»»
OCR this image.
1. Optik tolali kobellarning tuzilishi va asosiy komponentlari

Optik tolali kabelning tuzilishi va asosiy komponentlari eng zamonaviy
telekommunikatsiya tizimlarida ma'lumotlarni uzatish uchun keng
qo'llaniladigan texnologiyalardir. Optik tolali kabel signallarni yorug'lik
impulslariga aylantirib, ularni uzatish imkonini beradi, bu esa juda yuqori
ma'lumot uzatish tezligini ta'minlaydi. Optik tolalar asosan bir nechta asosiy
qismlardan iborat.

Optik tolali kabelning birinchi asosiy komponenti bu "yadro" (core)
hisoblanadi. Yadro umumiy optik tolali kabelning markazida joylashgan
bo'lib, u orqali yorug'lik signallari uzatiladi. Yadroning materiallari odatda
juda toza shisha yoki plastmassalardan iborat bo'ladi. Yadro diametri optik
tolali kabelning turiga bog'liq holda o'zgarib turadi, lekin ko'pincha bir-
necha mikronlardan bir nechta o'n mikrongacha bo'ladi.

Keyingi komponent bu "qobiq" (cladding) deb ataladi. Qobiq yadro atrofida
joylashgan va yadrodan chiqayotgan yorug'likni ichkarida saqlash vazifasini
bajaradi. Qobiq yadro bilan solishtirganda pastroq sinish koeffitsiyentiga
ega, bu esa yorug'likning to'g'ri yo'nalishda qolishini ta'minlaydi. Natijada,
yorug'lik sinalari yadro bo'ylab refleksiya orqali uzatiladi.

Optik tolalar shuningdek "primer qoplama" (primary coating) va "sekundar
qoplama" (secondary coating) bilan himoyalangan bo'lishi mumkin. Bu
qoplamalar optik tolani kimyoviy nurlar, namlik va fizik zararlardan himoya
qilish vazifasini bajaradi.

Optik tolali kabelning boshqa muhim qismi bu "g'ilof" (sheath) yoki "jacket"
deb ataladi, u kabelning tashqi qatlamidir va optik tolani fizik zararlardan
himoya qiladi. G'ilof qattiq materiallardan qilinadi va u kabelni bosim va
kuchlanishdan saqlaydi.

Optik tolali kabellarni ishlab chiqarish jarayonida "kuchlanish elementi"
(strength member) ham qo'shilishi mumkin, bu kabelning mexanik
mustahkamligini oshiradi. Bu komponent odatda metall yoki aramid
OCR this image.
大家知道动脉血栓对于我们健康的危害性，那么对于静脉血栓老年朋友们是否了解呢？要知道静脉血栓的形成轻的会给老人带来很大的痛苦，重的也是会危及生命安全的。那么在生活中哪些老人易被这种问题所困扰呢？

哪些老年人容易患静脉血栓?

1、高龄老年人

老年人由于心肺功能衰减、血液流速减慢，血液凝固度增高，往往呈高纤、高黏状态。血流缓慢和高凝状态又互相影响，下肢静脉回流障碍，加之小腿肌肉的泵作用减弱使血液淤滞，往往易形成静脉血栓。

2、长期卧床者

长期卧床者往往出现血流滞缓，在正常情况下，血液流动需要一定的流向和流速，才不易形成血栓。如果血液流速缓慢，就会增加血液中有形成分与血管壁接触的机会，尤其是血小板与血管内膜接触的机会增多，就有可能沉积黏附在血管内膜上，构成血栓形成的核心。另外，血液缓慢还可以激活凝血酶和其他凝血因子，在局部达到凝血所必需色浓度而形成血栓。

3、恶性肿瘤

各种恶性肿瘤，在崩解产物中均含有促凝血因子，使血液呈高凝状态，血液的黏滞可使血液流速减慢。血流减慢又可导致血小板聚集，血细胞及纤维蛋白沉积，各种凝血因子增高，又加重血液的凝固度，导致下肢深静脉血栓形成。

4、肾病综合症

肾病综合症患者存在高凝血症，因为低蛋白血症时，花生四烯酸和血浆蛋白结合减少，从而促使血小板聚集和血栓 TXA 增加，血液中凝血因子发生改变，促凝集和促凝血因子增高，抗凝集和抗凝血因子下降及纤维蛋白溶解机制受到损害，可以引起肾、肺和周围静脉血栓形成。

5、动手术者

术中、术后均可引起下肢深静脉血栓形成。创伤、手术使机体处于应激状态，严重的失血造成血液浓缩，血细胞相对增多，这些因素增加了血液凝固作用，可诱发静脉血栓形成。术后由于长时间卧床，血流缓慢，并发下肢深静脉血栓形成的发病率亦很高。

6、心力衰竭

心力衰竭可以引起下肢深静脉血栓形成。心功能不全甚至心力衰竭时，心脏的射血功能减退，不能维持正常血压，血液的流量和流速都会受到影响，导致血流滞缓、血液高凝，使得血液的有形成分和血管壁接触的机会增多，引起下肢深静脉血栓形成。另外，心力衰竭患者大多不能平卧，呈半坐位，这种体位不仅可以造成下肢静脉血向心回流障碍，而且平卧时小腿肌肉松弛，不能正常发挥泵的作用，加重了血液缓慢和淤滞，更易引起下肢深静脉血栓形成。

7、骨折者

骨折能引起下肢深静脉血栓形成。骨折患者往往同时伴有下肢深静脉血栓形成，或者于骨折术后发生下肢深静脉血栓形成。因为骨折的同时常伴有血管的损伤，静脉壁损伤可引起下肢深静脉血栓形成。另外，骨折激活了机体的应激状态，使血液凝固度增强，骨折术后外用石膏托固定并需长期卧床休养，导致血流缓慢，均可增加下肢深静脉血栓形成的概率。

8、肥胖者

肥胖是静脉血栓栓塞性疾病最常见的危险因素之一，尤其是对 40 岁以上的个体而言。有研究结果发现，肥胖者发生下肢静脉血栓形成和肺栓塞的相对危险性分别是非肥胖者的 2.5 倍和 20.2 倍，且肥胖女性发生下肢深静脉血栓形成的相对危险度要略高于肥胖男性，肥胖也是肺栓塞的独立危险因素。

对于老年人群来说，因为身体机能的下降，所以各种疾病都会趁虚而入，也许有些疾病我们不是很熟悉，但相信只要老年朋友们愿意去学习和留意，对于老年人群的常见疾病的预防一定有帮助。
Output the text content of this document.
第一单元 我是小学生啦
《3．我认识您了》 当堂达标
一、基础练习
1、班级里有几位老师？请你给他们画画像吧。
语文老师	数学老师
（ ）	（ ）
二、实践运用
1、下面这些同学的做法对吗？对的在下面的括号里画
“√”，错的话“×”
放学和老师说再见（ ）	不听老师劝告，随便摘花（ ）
««
§ Instructions for the task
Please restate the data word for word, every record included.

§ Complete answer
OCR this image.
1. Optik tolali kobellarning tuzilishi va asosiy komponentlari

Optik tolali kabelning tuzilishi va asosiy komponentlari eng zamonaviy
telekommunikatsiya tizimlarida ma'lumotlarni uzatish uchun keng
qo'llaniladigan texnologiyalardir. Optik tolali kabel signallarni yorug'lik
impulslariga aylantirib, ularni uzatish imkonini beradi, bu esa juda yuqori
ma'lumot uzatish tezligini ta'minlaydi. Optik tolalar asosan bir nechta asosiy
qismlardan iborat.

Optik tolali kabelning birinchi asosiy komponenti bu "yadro" (core)
hisoblanadi. Yadro umumiy optik tolali kabelning markazida joylashgan
bo'lib, u orqali yorug'lik signallari uzatiladi. Yadroning materiallari odatda
juda toza shisha yoki plastmassalardan iborat bo'ladi. Yadro diametri optik
tolali kabelning turiga bog'liq holda o'zgarib turadi, lekin ko'pincha bir-
necha mikronlardan bir nechta o'n mikrongacha bo'ladi.

Keyingi komponent bu "qobiq" (cladding) deb ataladi. Qobiq yadro atrofida
joylashgan va yadrodan chiqayotgan yorug'likni ichkarida saqlash vazifasini
bajaradi. Qobiq yadro bilan solishtirganda pastroq sinish koeffitsiyentiga
ega, bu esa yorug'likning to'g'ri yo'nalishda qolishini ta'minlaydi. Natijada,
yorug'lik sinalari yadro bo'ylab refleksiya orqali uzatiladi.

Optik tolalar shuningdek "primer qoplama" (primary coating) va "sekundar
qoplama" (secondary coating) bilan himoyalangan bo'lishi mumkin. Bu
qoplamalar optik tolani kimyoviy nurlar, namlik va fizik zararlardan himoya
qilish vazifasini bajaradi.

Optik tolali kabelning boshqa muhim qismi bu "g'ilof" (sheath) yoki "jacket"
deb ataladi, u kabelning tashqi qatlamidir va optik tolani fizik zararlardan
himoya qiladi. G'ilof qattiq materiallardan qilinadi va u kabelni bosim va
kuchlanishdan saqlaydi.

Optik tolali kabellarni ishlab chiqarish jarayonida "kuchlanish elementi"
(strength member) ham qo'shilishi mumkin, bu kabelning mexanik
mustahkamligini oshiradi. Bu komponent odatda metall yoki aramid
OCR this image.
大家知道动脉血栓对于我们健康的危害性，那么对于静脉血栓老年朋友们是否了解呢？要知道静脉血栓的形成轻的会给老人带来很大的痛苦，重的也是会危及生命安全的。那么在生活中哪些老人易被这种问题所困扰呢？

哪些老年人容易患静脉血栓?

1、高龄老年人

老年人由于心肺功能衰减、血液流速减慢，血液凝固度增高，往往呈高纤、高黏状态。血流缓慢和高凝状态又互相影响，下肢静脉回流障碍，加之小腿肌肉的泵作用减弱使血液淤滞，往往易形成静脉血栓。

2、长期卧床者

长期卧床者往往出现血流滞缓，在正常情况下，血液流动需要一定的流向和流速，才不易形成血栓。如果血液流速缓慢，就会增加血液中有形成分与血管壁接触的机会，尤其是血小板与血管内膜接触的机会增多，就有可能沉积黏附在血管内膜上，构成血栓形成的核心。另外，血液缓慢还可以激活凝血酶和其他凝血因子，在局部达到凝血所必需色浓度而形成血栓。

3、恶性肿瘤

各种恶性肿瘤，在崩解产物中均含有促凝血因子，使血液呈高凝状态，血液的黏滞可使血液流速减慢。血流减慢又可导致血小板聚集，血细胞及纤维蛋白沉积，各种凝血因子增高，又加重血液的凝固度，导致下肢深静脉血栓形成。

4、肾病综合症

肾病综合症患者存在高凝血症，因为低蛋白血症时，花生四烯酸和血浆蛋白结合减少，从而促使血小板聚集和血栓 TXA 增加，血液中凝血因子发生改变，促凝集和促凝血因子增高，抗凝集和抗凝血因子下降及纤维蛋白溶解机制受到损害，可以引起肾、肺和周围静脉血栓形成。

5、动手术者

术中、术后均可引起下肢深静脉血栓形成。创伤、手术使机体处于应激状态，严重的失血造成血液浓缩，血细胞相对增多，这些因素增加了血液凝固作用，可诱发静脉血栓形成。术后由于长时间卧床，血流缓慢，并发下肢深静脉血栓形成的发病率亦很高。

6、心力衰竭

心力衰竭可以引起下肢深静脉血栓形成。心功能不全甚至心力衰竭时，心脏的射血功能减退，不能维持正常血压，血液的流量和流速都会受到影响，导致血流滞缓、血液高凝，使得血液的有形成分和血管壁接触的机会增多，引起下肢深静脉血栓形成。另外，心力衰竭患者大多不能平卧，呈半坐位，这种体位不仅可以造成下肢静脉血向心回流障碍，而且平卧时小腿肌肉松弛，不能正常发挥泵的作用，加重了血液缓慢和淤滞，更易引起下肢深静脉血栓形成。

7、骨折者

骨折能引起下肢深静脉血栓形成。骨折患者往往同时伴有下肢深静脉血栓形成，或者于骨折术后发生下肢深静脉血栓形成。因为骨折的同时常伴有血管的损伤，静脉壁损伤可引起下肢深静脉血栓形成。另外，骨折激活了机体的应激状态，使血液凝固度增强，骨折术后外用石膏托固定并需长期卧床休养，导致血流缓慢，均可增加下肢深静脉血栓形成的概率。

8、肥胖者

肥胖是静脉血栓栓塞性疾病最常见的危险因素之一，尤其是对 40 岁以上的个体而言。有研究结果发现，肥胖者发生下肢静脉血栓形成和肺栓塞的相对危险性分别是非肥胖者的 2.5 倍和 20.2 倍，且肥胖女性发生下肢深静脉血栓形成的相对危险度要略高于肥胖男性，肥胖也是肺栓塞的独立危险因素。

对于老年人群来说，因为身体机能的下降，所以各种疾病都会趁虚而入，也许有些疾病我们不是很熟悉，但相信只要老年朋友们愿意去学习和留意，对于老年人群的常见疾病的预防一定有帮助。
Output the text content of this document.
第一单元 我是小学生啦
《3．我认识您了》 当堂达标
一、基础练习
1、班级里有几位老师？请你给他们画画像吧。
语文老师	数学老师
（ ）	（ ）
二、实践运用
1、下面这些同学的做法对吗？对的在下面的括号里画
“√”，错的话“×”
放学和老师说再见（ ）	不听老师劝告，随便摘花（ ）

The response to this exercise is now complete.